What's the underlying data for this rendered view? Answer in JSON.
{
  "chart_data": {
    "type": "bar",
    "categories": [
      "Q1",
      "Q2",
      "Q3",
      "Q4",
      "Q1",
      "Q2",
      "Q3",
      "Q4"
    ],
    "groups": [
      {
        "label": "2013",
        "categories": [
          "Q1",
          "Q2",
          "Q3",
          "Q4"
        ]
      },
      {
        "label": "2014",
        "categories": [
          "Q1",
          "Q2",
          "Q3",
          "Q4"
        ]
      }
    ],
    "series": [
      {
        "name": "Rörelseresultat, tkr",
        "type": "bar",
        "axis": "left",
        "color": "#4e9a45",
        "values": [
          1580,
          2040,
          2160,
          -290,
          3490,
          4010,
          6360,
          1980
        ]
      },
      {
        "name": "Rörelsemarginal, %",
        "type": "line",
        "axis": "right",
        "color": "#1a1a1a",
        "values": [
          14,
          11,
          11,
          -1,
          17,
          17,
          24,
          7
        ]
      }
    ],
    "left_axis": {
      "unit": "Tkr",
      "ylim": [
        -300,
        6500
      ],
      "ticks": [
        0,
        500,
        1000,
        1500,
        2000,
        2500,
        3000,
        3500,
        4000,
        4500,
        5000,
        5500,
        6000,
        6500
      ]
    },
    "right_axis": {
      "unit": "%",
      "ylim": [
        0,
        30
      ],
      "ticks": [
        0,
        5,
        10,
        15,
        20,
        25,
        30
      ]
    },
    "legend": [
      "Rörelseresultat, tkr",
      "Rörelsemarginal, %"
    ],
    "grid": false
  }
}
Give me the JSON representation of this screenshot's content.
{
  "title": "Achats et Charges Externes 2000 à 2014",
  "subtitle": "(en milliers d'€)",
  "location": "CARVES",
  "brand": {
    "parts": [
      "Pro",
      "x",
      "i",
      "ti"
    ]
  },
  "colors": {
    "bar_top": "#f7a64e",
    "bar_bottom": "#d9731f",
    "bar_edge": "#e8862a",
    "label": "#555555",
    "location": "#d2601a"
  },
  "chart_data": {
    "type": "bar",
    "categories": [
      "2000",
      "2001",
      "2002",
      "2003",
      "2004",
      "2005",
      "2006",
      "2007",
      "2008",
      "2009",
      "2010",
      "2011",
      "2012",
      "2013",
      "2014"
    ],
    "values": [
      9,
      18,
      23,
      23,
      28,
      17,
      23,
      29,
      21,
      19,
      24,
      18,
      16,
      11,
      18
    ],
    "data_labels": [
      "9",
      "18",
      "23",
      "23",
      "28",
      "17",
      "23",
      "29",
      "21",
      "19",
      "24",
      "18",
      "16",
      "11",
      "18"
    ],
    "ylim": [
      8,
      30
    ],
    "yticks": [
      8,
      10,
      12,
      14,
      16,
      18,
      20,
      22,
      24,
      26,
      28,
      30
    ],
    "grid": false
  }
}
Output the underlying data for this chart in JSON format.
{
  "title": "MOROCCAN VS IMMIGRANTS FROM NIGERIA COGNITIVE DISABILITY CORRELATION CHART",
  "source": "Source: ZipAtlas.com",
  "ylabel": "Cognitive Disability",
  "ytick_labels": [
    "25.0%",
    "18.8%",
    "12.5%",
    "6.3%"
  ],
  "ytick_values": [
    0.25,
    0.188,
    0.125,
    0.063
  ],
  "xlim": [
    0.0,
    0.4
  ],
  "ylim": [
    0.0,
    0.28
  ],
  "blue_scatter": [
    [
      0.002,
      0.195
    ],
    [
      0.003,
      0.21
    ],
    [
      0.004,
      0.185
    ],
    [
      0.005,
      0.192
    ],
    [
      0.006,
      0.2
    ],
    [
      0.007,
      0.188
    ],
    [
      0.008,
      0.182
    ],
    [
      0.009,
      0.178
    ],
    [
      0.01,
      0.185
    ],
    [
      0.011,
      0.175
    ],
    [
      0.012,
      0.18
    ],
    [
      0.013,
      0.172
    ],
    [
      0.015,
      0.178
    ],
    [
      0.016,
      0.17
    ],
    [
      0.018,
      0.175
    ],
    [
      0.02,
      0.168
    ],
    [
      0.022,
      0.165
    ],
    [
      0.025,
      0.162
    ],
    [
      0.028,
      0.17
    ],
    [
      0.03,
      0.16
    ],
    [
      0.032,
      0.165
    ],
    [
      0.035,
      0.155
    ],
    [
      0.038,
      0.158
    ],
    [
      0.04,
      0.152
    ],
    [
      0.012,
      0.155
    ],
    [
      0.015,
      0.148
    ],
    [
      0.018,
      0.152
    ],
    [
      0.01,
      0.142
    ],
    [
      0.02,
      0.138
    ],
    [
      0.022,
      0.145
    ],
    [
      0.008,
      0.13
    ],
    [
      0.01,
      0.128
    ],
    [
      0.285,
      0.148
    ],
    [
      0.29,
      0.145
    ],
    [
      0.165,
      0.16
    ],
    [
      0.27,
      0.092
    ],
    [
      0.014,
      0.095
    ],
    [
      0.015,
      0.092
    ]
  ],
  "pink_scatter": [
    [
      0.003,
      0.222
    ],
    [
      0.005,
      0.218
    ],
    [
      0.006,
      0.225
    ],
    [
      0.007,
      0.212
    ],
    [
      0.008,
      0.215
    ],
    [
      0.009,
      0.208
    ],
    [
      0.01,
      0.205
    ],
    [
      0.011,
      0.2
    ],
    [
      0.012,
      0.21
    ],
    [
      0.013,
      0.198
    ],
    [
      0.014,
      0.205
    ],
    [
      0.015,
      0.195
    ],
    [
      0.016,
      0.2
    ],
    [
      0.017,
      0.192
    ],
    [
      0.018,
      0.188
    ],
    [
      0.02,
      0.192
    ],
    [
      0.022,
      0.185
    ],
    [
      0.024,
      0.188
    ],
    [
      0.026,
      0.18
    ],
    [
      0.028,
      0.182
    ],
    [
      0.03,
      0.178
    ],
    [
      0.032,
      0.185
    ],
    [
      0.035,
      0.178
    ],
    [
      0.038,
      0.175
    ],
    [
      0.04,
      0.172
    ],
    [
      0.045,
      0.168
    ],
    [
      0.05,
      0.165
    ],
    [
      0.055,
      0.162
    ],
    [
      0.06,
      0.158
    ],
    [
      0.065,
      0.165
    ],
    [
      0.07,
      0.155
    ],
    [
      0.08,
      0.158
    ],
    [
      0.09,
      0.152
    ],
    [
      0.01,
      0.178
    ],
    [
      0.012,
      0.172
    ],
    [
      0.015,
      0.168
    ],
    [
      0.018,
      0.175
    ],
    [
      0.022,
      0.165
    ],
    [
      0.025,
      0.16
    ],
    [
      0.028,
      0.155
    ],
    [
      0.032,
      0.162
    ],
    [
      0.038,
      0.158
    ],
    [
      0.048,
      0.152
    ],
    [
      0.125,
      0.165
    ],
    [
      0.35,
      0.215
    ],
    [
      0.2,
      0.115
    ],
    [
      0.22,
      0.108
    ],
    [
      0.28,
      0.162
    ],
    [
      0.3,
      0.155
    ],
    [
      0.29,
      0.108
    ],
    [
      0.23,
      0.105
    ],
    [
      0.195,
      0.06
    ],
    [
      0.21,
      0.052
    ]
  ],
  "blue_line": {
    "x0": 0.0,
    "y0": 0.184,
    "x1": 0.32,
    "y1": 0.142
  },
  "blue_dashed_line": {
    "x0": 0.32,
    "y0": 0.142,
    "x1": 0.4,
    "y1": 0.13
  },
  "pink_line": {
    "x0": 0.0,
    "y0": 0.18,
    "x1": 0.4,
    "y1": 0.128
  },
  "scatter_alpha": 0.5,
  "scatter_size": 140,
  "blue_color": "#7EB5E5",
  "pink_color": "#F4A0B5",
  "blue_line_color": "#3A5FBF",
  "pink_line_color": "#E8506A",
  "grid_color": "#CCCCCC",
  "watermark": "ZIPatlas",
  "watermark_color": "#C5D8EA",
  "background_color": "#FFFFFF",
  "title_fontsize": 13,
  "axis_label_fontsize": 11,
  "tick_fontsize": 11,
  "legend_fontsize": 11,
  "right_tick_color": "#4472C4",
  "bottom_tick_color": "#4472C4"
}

▸ **Stated task**:
State how many lines of the listing hold the string "JSON"; reply with the number and nothing else.

▸ **Correct answer**:
3